--- Supplied material ---

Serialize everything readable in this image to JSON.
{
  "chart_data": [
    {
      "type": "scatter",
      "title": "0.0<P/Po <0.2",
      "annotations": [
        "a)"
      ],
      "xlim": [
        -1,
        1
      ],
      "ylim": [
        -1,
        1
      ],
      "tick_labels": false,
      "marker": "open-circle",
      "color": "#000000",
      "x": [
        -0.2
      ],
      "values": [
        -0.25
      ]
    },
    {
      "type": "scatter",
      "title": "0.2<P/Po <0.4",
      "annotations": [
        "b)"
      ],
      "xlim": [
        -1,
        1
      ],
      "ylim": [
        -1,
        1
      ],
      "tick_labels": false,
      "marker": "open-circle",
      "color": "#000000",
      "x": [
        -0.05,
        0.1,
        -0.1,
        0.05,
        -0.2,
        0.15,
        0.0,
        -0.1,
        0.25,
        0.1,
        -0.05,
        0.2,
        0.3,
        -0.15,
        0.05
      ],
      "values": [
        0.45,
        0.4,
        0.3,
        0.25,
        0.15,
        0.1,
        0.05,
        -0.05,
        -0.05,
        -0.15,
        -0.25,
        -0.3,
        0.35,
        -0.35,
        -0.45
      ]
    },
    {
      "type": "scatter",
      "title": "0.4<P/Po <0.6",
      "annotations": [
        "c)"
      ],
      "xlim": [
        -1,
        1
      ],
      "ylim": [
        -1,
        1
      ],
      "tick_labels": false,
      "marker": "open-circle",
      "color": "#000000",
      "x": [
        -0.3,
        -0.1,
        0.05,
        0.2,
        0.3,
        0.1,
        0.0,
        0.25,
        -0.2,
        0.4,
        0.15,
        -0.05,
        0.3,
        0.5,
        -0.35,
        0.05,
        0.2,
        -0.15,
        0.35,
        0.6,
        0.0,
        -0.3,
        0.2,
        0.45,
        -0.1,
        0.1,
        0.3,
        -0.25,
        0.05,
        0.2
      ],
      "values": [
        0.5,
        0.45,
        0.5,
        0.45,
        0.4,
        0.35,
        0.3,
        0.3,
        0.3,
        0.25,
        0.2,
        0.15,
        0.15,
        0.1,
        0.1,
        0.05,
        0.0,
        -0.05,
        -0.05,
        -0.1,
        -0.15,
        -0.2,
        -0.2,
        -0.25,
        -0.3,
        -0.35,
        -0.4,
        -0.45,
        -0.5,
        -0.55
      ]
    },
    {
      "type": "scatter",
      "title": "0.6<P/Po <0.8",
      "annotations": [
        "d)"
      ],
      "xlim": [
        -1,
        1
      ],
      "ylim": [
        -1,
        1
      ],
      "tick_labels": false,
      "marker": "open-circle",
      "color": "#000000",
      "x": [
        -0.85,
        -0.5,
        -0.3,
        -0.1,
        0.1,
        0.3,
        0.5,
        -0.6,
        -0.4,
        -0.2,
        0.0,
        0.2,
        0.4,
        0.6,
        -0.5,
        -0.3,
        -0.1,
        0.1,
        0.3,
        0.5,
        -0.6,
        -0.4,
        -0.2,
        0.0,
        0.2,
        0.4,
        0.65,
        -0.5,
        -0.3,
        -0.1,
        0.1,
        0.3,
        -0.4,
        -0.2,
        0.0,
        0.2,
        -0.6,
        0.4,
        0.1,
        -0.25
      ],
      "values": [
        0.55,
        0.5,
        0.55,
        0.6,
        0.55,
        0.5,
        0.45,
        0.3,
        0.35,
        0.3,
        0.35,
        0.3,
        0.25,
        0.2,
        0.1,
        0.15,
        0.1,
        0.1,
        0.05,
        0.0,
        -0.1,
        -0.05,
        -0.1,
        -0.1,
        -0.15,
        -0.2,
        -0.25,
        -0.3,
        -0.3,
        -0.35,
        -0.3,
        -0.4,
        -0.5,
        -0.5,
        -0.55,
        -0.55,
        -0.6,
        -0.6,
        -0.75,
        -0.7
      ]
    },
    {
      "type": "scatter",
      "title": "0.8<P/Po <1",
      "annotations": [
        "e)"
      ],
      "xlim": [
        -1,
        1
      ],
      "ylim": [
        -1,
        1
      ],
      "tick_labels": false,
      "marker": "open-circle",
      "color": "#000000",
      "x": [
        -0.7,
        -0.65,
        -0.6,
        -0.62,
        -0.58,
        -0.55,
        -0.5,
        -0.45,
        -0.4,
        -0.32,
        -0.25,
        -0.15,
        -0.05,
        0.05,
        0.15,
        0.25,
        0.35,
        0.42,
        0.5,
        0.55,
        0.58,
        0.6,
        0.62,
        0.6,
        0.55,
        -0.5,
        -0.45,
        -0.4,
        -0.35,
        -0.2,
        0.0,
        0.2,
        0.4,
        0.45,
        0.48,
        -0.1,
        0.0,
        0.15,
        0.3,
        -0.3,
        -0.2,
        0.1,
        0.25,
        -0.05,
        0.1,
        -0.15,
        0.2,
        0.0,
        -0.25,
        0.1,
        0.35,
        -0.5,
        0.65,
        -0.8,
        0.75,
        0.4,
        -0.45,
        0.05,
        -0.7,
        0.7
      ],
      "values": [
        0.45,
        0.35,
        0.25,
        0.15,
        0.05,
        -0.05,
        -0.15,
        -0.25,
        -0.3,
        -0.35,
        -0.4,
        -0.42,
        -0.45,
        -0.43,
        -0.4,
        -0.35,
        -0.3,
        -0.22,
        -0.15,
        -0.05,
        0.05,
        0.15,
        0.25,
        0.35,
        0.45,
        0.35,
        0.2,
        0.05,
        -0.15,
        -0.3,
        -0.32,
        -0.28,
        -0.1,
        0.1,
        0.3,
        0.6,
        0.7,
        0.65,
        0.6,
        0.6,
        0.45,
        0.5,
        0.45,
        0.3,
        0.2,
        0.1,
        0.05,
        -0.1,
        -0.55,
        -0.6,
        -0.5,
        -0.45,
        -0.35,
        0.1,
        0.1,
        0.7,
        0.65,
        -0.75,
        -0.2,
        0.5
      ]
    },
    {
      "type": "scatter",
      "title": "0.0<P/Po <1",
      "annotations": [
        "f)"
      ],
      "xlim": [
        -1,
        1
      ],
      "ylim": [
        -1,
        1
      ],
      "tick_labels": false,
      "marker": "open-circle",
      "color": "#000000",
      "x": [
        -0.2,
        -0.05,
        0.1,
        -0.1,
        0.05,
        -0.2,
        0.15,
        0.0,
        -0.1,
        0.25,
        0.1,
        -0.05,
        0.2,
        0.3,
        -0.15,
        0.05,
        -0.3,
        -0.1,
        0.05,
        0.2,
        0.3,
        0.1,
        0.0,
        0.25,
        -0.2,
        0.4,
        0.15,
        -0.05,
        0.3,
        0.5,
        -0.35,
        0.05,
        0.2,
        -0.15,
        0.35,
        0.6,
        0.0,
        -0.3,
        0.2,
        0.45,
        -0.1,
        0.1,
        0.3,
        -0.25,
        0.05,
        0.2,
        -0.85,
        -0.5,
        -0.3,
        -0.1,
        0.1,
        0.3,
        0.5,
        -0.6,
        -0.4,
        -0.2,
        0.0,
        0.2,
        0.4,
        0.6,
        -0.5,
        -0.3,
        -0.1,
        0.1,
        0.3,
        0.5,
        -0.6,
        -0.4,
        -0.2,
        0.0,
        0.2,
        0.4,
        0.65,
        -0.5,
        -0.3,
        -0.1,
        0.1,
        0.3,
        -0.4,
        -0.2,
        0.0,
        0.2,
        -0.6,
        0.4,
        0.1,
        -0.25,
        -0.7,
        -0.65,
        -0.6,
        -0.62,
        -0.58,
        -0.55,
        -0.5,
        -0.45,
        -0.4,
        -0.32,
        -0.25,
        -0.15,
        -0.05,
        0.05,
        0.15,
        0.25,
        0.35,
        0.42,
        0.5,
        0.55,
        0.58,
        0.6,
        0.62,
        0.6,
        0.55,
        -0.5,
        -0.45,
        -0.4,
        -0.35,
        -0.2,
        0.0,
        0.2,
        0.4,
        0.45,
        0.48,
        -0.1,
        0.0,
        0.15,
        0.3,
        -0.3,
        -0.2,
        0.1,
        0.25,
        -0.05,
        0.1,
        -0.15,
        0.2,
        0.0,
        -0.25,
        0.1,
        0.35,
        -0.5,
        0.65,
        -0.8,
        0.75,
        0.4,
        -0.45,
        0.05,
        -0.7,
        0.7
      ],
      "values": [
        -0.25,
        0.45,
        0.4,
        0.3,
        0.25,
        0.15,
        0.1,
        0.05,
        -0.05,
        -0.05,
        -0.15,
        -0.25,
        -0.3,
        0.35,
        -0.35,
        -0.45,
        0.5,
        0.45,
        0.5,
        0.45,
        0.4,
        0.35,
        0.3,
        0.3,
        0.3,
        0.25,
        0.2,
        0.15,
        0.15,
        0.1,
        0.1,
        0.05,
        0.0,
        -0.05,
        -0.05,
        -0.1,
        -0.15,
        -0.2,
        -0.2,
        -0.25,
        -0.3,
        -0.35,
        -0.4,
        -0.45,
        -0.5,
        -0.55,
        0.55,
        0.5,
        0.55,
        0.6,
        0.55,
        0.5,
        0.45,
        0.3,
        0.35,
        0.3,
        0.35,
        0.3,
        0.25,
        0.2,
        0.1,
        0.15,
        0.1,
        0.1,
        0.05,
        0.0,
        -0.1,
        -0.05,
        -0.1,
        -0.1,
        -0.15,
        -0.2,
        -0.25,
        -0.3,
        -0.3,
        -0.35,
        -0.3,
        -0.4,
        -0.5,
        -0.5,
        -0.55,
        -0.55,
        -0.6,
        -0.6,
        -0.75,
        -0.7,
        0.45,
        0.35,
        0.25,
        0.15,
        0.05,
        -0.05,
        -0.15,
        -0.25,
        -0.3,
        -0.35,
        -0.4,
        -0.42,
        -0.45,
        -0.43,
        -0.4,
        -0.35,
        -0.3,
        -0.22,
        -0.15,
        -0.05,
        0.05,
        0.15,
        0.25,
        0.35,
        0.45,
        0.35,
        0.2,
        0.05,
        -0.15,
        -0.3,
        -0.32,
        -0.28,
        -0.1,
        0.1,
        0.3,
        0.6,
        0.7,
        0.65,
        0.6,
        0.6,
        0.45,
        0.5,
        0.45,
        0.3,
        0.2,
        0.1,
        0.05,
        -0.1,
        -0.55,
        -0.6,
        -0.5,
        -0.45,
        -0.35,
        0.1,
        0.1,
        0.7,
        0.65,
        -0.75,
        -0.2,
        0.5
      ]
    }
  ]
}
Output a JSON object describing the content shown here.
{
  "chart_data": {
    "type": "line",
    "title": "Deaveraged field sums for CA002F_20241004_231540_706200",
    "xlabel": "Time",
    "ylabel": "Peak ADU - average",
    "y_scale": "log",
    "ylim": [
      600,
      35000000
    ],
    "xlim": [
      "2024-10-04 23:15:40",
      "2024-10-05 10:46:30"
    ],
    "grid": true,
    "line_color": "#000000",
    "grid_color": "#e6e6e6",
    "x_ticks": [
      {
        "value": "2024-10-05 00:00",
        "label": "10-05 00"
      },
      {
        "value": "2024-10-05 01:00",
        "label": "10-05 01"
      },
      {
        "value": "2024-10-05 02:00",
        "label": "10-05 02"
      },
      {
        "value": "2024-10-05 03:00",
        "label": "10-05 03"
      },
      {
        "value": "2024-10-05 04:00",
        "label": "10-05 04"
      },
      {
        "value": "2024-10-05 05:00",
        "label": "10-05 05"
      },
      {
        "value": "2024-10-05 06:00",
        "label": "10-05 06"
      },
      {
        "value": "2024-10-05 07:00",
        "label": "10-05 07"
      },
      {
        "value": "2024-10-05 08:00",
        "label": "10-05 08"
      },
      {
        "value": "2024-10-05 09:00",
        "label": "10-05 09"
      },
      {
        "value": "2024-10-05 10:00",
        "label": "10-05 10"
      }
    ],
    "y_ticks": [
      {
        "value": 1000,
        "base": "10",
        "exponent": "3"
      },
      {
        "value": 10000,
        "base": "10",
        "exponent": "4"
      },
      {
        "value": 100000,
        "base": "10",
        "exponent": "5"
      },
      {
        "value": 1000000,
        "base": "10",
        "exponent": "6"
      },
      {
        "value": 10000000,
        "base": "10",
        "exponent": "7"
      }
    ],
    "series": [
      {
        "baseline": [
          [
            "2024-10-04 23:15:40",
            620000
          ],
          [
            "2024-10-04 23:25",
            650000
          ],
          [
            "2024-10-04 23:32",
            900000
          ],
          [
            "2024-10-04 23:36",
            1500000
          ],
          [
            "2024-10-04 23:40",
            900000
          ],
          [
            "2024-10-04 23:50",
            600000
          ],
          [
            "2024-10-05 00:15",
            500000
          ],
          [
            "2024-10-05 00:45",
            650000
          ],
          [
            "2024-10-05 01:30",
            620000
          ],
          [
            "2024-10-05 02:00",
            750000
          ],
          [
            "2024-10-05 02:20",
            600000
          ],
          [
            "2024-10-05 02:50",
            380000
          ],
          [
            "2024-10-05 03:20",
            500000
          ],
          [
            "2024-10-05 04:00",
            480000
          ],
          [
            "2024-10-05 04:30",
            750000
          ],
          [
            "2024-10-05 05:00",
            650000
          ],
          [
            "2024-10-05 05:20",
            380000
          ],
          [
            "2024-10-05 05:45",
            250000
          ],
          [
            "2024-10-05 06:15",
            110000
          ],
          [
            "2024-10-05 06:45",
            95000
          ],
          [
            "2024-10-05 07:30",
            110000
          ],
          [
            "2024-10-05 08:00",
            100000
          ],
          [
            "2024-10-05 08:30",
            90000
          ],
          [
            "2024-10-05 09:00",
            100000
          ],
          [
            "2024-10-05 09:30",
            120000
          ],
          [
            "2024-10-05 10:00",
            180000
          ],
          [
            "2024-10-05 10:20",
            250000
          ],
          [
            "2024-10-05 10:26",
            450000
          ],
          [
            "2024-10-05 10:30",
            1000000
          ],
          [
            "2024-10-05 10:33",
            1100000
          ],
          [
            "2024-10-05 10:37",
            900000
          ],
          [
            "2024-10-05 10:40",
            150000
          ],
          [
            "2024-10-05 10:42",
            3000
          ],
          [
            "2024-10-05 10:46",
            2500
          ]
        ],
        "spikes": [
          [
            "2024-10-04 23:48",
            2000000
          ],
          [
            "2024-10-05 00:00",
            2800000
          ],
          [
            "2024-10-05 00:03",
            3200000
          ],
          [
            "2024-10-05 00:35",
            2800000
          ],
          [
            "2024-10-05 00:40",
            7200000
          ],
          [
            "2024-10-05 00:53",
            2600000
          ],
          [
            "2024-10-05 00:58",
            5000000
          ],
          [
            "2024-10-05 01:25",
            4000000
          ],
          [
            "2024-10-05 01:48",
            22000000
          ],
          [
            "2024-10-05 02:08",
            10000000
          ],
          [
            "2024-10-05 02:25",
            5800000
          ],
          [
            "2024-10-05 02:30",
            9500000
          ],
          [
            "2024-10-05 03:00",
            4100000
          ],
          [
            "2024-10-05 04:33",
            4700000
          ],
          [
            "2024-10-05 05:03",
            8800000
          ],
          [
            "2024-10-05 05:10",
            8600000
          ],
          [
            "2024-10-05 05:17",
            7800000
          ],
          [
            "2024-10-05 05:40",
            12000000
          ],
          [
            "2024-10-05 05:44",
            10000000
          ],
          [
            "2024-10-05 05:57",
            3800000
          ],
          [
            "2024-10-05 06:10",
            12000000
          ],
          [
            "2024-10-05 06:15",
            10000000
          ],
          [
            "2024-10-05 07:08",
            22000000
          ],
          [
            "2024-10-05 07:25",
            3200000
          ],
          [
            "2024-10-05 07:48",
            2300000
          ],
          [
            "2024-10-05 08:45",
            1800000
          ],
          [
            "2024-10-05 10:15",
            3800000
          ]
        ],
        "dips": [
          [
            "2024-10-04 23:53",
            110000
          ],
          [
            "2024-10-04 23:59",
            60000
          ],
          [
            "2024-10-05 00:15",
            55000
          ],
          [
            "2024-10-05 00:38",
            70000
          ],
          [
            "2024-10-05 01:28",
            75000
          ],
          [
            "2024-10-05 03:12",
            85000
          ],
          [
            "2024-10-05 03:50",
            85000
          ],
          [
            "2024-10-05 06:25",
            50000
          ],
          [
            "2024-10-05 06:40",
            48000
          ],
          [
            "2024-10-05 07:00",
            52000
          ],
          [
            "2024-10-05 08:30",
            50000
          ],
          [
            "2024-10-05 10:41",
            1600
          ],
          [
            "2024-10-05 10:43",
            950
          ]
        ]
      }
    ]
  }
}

---

• What this task involves
Using the listing, collect all lines in which the string "title" is found.

• Task answer
      "title": "0.0<P/Po <0.2",
      "title": "0.2<P/Po <0.4",
      "title": "0.4<P/Po <0.6",
      "title": "0.6<P/Po <0.8",
      "title": "0.8<P/Po <1",
      "title": "0.0<P/Po <1",
    "title": "Deaveraged field sums for CA002F_20241004_231540_706200",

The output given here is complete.